▶ GOAL OF THE EXERCISE
Copy each line that contains the string "Anomalies".

▶ WORKING DATA
= = = = =

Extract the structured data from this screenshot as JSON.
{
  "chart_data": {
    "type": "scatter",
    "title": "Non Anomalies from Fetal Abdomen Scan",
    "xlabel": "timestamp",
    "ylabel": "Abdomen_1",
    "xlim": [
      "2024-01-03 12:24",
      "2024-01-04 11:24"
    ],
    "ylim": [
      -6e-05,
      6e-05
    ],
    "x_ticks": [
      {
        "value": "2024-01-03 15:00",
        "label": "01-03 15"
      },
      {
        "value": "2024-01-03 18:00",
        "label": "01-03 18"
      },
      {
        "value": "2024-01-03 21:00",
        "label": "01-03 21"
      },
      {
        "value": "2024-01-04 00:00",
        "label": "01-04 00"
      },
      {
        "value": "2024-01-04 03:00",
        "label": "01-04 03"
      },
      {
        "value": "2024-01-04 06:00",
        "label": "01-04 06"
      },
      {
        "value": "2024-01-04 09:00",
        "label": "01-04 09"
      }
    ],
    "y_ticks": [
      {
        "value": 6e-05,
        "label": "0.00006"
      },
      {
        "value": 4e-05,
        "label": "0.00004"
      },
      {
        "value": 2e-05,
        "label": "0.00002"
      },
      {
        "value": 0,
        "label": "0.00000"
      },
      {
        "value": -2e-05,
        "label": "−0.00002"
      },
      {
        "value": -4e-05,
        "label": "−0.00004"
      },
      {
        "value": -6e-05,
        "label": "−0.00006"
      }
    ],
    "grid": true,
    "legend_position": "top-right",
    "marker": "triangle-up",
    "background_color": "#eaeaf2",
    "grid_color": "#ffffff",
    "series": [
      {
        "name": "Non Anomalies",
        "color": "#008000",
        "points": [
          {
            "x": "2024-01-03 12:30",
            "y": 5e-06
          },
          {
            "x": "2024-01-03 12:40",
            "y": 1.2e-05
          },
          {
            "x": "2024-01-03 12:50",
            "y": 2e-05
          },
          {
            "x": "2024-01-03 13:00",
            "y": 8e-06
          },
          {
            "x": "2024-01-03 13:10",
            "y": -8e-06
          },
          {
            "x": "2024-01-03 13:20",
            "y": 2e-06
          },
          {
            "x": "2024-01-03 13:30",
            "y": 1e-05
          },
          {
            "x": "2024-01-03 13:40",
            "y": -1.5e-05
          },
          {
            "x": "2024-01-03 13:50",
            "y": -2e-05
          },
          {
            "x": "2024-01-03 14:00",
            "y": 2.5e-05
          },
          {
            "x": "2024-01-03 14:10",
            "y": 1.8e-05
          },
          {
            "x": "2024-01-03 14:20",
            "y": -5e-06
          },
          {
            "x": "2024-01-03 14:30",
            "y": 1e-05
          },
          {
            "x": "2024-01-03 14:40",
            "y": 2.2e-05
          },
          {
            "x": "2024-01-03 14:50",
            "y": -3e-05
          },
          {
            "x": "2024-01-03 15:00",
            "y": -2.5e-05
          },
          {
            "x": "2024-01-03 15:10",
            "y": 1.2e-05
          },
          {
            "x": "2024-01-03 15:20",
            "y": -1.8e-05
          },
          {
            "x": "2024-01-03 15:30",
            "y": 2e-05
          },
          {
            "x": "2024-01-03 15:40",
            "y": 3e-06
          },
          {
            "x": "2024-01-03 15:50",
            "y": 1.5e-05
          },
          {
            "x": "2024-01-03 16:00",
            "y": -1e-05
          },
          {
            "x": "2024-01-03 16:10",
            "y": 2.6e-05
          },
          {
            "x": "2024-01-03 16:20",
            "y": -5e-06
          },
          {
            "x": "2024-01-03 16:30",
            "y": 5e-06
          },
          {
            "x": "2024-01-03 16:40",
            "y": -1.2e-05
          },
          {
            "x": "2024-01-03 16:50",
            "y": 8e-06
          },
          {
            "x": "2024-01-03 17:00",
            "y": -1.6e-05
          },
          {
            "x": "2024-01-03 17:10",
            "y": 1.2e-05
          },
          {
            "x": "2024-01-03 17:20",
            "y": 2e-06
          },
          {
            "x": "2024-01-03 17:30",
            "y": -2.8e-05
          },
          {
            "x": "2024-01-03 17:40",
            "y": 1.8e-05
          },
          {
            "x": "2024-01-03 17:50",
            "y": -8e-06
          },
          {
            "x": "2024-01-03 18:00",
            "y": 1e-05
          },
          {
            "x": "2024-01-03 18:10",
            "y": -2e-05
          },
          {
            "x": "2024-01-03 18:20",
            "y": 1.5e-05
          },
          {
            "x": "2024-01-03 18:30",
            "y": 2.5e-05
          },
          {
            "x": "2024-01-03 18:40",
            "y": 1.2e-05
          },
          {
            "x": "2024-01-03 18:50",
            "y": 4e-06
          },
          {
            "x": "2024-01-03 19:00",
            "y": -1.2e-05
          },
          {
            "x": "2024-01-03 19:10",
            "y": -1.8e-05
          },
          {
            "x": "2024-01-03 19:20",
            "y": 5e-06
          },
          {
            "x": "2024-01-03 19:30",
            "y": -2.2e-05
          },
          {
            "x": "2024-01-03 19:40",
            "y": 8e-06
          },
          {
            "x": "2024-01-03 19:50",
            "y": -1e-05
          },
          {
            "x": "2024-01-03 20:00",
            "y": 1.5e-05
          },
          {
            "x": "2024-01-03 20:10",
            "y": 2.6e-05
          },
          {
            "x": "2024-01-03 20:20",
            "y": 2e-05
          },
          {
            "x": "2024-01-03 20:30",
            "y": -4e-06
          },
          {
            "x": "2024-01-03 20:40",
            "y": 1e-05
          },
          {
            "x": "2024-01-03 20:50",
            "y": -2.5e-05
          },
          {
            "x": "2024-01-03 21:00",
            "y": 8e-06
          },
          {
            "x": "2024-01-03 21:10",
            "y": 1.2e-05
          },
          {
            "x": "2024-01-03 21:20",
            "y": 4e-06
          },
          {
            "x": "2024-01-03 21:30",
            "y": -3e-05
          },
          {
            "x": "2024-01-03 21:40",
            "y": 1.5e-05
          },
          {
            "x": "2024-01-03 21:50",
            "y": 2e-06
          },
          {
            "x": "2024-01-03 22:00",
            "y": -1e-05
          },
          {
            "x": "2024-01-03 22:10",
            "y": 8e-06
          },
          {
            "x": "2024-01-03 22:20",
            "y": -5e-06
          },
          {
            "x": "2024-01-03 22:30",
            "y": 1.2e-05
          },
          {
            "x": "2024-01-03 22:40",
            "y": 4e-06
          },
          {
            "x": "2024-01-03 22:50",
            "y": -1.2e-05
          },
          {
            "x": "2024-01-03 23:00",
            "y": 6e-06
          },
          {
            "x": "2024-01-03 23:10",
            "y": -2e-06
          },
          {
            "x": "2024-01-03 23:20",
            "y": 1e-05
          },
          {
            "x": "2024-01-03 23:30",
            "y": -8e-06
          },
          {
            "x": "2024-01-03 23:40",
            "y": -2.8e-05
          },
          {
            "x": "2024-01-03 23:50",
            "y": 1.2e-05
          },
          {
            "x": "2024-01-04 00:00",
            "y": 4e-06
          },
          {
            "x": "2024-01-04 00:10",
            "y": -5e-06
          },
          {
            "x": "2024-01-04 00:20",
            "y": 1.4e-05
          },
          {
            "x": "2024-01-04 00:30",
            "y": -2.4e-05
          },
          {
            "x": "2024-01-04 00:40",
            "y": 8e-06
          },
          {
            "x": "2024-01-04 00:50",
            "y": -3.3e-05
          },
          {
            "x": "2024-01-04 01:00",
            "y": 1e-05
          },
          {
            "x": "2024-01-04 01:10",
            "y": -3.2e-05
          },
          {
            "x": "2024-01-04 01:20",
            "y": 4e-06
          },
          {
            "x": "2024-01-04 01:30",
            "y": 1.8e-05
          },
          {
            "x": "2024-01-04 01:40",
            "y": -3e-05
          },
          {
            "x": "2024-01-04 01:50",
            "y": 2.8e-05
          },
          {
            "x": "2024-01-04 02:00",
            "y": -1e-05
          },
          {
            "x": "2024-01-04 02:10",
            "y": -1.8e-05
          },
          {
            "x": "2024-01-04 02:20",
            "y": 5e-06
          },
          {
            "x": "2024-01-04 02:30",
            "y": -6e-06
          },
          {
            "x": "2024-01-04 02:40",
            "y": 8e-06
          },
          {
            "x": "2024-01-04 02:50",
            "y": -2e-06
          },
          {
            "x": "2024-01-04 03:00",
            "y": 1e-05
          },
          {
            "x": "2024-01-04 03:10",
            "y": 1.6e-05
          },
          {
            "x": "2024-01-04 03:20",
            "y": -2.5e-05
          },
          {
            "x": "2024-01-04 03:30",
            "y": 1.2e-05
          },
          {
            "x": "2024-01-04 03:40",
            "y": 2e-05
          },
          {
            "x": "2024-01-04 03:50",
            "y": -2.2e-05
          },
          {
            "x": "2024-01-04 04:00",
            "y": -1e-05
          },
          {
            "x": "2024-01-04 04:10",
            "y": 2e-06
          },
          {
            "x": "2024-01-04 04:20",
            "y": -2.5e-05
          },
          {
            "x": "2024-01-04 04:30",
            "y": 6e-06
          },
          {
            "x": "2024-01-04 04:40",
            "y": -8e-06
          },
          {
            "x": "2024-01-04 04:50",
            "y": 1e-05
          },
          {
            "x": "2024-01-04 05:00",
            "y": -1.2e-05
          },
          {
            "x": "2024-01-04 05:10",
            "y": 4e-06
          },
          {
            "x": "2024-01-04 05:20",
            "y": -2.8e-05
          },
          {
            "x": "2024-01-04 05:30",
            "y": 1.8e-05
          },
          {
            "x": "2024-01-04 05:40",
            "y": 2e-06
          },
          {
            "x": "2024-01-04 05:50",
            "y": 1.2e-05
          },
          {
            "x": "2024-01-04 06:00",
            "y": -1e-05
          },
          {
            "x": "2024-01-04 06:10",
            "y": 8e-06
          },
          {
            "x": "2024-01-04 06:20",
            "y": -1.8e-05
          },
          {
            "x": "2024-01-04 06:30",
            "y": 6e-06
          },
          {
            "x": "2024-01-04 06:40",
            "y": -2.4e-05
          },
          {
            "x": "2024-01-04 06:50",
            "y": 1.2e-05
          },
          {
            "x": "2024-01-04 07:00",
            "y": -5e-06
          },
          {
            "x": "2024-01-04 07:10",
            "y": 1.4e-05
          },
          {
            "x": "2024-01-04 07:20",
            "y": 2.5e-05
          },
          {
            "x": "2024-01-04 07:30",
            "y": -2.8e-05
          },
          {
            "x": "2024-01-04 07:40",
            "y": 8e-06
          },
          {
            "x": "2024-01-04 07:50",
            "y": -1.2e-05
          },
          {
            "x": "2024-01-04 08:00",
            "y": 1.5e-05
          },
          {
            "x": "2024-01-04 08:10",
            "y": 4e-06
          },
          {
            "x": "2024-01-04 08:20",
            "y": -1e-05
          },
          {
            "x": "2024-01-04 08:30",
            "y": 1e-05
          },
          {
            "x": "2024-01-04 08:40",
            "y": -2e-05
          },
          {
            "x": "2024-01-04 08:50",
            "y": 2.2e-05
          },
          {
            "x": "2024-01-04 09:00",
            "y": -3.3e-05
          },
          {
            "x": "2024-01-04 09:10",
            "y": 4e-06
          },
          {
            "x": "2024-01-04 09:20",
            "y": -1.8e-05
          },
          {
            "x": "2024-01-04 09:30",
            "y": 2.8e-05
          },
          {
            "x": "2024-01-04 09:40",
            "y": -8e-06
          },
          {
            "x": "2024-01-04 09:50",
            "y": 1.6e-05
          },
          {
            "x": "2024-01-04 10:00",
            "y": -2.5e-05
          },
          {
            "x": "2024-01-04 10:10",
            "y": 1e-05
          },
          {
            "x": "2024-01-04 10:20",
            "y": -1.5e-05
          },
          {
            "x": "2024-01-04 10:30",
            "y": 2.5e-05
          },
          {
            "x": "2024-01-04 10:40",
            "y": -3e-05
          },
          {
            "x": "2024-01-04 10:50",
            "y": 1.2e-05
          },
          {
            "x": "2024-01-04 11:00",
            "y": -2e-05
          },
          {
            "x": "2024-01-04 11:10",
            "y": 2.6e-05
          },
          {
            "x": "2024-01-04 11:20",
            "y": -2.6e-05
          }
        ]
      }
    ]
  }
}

= = = = =

▶ RESULT
    "title": "Non Anomalies from Fetal Abdomen Scan",
        "name": "Non Anomalies",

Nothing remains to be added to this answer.